Exercise instructions
Pull every "рахита" line out of the data below.

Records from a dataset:
§ §
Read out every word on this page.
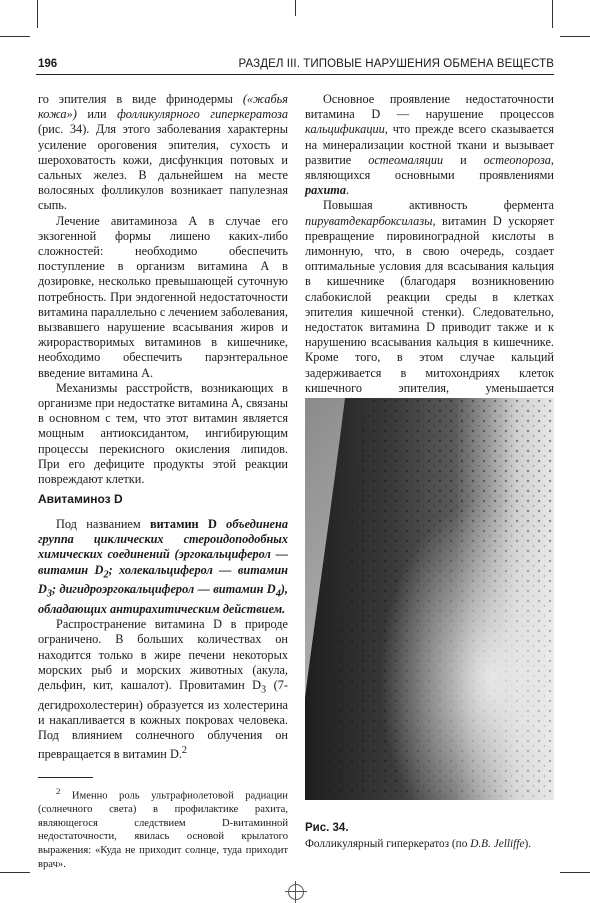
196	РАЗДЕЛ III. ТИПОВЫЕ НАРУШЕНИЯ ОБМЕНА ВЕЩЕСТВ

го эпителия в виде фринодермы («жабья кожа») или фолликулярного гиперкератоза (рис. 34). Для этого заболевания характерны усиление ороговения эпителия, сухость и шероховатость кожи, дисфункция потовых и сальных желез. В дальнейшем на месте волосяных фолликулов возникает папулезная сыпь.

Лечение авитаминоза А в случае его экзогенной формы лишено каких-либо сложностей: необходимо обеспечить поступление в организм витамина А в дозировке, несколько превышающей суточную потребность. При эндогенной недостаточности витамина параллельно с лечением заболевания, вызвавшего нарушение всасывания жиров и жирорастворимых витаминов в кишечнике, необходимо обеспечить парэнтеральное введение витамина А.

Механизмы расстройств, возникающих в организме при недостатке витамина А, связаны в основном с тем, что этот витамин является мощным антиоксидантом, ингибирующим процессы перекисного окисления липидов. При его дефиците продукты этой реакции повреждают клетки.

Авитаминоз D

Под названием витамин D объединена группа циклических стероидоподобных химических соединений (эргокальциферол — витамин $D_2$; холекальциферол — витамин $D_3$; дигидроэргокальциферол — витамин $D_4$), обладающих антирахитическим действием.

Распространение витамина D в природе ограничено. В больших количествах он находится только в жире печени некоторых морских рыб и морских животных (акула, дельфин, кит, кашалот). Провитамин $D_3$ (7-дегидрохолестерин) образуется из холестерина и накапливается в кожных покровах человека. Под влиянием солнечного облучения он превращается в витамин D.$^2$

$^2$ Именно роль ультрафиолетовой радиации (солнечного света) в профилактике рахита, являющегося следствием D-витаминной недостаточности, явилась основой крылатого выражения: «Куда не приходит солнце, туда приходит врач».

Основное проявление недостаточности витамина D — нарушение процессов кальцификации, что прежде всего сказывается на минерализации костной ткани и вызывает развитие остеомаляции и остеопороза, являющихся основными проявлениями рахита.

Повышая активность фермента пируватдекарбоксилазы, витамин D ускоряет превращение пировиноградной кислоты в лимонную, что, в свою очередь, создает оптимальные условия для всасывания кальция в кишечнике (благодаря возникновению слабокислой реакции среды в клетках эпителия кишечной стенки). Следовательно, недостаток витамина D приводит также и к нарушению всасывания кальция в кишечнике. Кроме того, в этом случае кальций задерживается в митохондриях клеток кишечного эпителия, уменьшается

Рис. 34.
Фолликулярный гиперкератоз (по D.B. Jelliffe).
§ §
Solved exercise
$^2$ Именно роль ультрафиолетовой радиации (солнечного света) в профилактике рахита, являющегося следствием D-витаминной недостаточности, явилась основой крылатого выражения: «Куда не приходит солнце, туда приходит врач».
Основное проявление недостаточности витамина D — нарушение процессов кальцификации, что прежде всего сказывается на минерализации костной ткани и вызывает развитие остеомаляции и остеопороза, являющихся основными проявлениями рахита.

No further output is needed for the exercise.